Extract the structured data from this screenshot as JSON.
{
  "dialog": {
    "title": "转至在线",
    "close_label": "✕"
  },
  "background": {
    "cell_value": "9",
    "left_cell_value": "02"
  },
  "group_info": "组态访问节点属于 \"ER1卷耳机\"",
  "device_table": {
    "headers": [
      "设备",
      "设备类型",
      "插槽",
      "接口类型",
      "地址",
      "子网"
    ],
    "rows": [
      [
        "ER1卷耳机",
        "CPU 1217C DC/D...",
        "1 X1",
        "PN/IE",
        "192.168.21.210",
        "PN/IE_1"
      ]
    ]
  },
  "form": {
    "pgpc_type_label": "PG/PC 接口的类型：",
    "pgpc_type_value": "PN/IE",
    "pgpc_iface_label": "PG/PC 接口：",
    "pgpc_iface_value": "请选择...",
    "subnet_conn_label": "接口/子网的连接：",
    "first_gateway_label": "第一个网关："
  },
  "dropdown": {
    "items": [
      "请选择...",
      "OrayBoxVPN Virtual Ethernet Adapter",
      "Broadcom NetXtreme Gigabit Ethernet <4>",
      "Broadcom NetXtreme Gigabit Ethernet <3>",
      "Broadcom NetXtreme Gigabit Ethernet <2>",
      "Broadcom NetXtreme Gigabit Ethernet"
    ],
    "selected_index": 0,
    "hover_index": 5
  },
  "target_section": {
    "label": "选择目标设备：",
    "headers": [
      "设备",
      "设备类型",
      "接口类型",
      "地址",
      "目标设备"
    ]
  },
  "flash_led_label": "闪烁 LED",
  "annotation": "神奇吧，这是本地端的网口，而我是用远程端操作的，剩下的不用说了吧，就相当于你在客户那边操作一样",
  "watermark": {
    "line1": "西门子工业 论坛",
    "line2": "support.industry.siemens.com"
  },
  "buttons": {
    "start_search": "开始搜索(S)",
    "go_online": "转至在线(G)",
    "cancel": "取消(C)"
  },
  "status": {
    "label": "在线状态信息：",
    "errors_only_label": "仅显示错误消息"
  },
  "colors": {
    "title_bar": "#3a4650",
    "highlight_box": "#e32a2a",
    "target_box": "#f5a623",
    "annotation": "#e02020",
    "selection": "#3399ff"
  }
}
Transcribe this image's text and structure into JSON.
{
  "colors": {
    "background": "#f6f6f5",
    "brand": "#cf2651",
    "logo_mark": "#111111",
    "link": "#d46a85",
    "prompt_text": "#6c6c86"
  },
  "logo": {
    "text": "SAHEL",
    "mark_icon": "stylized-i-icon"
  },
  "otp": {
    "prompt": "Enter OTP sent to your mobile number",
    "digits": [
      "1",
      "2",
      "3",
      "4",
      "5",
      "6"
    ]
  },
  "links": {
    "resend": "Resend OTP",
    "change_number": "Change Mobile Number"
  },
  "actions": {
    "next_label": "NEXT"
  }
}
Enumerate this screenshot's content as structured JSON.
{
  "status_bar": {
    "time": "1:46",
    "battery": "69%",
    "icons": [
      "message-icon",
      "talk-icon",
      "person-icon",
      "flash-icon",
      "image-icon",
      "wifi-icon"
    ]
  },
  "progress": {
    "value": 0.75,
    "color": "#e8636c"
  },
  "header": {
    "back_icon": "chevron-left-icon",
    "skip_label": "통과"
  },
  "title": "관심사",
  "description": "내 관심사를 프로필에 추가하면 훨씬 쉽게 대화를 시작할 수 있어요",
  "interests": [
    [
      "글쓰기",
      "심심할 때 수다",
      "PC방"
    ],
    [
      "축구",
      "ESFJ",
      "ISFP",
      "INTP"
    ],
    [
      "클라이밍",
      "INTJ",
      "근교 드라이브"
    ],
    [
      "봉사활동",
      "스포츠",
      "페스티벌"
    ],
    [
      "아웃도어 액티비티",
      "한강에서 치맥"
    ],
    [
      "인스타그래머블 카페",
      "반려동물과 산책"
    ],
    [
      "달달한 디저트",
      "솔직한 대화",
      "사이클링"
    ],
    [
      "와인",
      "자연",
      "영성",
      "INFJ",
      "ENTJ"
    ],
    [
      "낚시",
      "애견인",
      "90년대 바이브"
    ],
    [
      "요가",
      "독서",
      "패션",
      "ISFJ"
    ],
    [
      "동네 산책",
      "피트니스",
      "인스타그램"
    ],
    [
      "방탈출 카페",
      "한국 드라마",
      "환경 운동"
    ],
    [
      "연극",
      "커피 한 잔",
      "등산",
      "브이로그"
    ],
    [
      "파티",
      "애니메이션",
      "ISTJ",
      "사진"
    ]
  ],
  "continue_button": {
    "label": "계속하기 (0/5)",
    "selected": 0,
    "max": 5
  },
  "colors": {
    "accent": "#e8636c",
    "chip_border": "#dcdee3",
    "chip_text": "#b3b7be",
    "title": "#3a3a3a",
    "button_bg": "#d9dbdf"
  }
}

----

Stated goal:
Type out the whole listing above again, exactly as it stands.

Full output:
Extract the structured data from this screenshot as JSON.
{
  "dialog": {
    "title": "转至在线",
    "close_label": "✕"
  },
  "background": {
    "cell_value": "9",
    "left_cell_value": "02"
  },
  "group_info": "组态访问节点属于 \"ER1卷耳机\"",
  "device_table": {
    "headers": [
      "设备",
      "设备类型",
      "插槽",
      "接口类型",
      "地址",
      "子网"
    ],
    "rows": [
      [
        "ER1卷耳机",
        "CPU 1217C DC/D...",
        "1 X1",
        "PN/IE",
        "192.168.21.210",
        "PN/IE_1"
      ]
    ]
  },
  "form": {
    "pgpc_type_label": "PG/PC 接口的类型：",
    "pgpc_type_value": "PN/IE",
    "pgpc_iface_label": "PG/PC 接口：",
    "pgpc_iface_value": "请选择...",
    "subnet_conn_label": "接口/子网的连接：",
    "first_gateway_label": "第一个网关："
  },
  "dropdown": {
    "items": [
      "请选择...",
      "OrayBoxVPN Virtual Ethernet Adapter",
      "Broadcom NetXtreme Gigabit Ethernet <4>",
      "Broadcom NetXtreme Gigabit Ethernet <3>",
      "Broadcom NetXtreme Gigabit Ethernet <2>",
      "Broadcom NetXtreme Gigabit Ethernet"
    ],
    "selected_index": 0,
    "hover_index": 5
  },
  "target_section": {
    "label": "选择目标设备：",
    "headers": [
      "设备",
      "设备类型",
      "接口类型",
      "地址",
      "目标设备"
    ]
  },
  "flash_led_label": "闪烁 LED",
  "annotation": "神奇吧，这是本地端的网口，而我是用远程端操作的，剩下的不用说了吧，就相当于你在客户那边操作一样",
  "watermark": {
    "line1": "西门子工业 论坛",
    "line2": "support.industry.siemens.com"
  },
  "buttons": {
    "start_search": "开始搜索(S)",
    "go_online": "转至在线(G)",
    "cancel": "取消(C)"
  },
  "status": {
    "label": "在线状态信息：",
    "errors_only_label": "仅显示错误消息"
  },
  "colors": {
    "title_bar": "#3a4650",
    "highlight_box": "#e32a2a",
    "target_box": "#f5a623",
    "annotation": "#e02020",
    "selection": "#3399ff"
  }
}
Transcribe this image's text and structure into JSON.
{
  "colors": {
    "background": "#f6f6f5",
    "brand": "#cf2651",
    "logo_mark": "#111111",
    "link": "#d46a85",
    "prompt_text": "#6c6c86"
  },
  "logo": {
    "text": "SAHEL",
    "mark_icon": "stylized-i-icon"
  },
  "otp": {
    "prompt": "Enter OTP sent to your mobile number",
    "digits": [
      "1",
      "2",
      "3",
      "4",
      "5",
      "6"
    ]
  },
  "links": {
    "resend": "Resend OTP",
    "change_number": "Change Mobile Number"
  },
  "actions": {
    "next_label": "NEXT"
  }
}
Enumerate this screenshot's content as structured JSON.
{
  "status_bar": {
    "time": "1:46",
    "battery": "69%",
    "icons": [
      "message-icon",
      "talk-icon",
      "person-icon",
      "flash-icon",
      "image-icon",
      "wifi-icon"
    ]
  },
  "progress": {
    "value": 0.75,
    "color": "#e8636c"
  },
  "header": {
    "back_icon": "chevron-left-icon",
    "skip_label": "통과"
  },
  "title": "관심사",
  "description": "내 관심사를 프로필에 추가하면 훨씬 쉽게 대화를 시작할 수 있어요",
  "interests": [
    [
      "글쓰기",
      "심심할 때 수다",
      "PC방"
    ],
    [
      "축구",
      "ESFJ",
      "ISFP",
      "INTP"
    ],
    [
      "클라이밍",
      "INTJ",
      "근교 드라이브"
    ],
    [
      "봉사활동",
      "스포츠",
      "페스티벌"
    ],
    [
      "아웃도어 액티비티",
      "한강에서 치맥"
    ],
    [
      "인스타그래머블 카페",
      "반려동물과 산책"
    ],
    [
      "달달한 디저트",
      "솔직한 대화",
      "사이클링"
    ],
    [
      "와인",
      "자연",
      "영성",
      "INFJ",
      "ENTJ"
    ],
    [
      "낚시",
      "애견인",
      "90년대 바이브"
    ],
    [
      "요가",
      "독서",
      "패션",
      "ISFJ"
    ],
    [
      "동네 산책",
      "피트니스",
      "인스타그램"
    ],
    [
      "방탈출 카페",
      "한국 드라마",
      "환경 운동"
    ],
    [
      "연극",
      "커피 한 잔",
      "등산",
      "브이로그"
    ],
    [
      "파티",
      "애니메이션",
      "ISTJ",
      "사진"
    ]
  ],
  "continue_button": {
    "label": "계속하기 (0/5)",
    "selected": 0,
    "max": 5
  },
  "colors": {
    "accent": "#e8636c",
    "chip_border": "#dcdee3",
    "chip_text": "#b3b7be",
    "title": "#3a3a3a",
    "button_bg": "#d9dbdf"
  }
}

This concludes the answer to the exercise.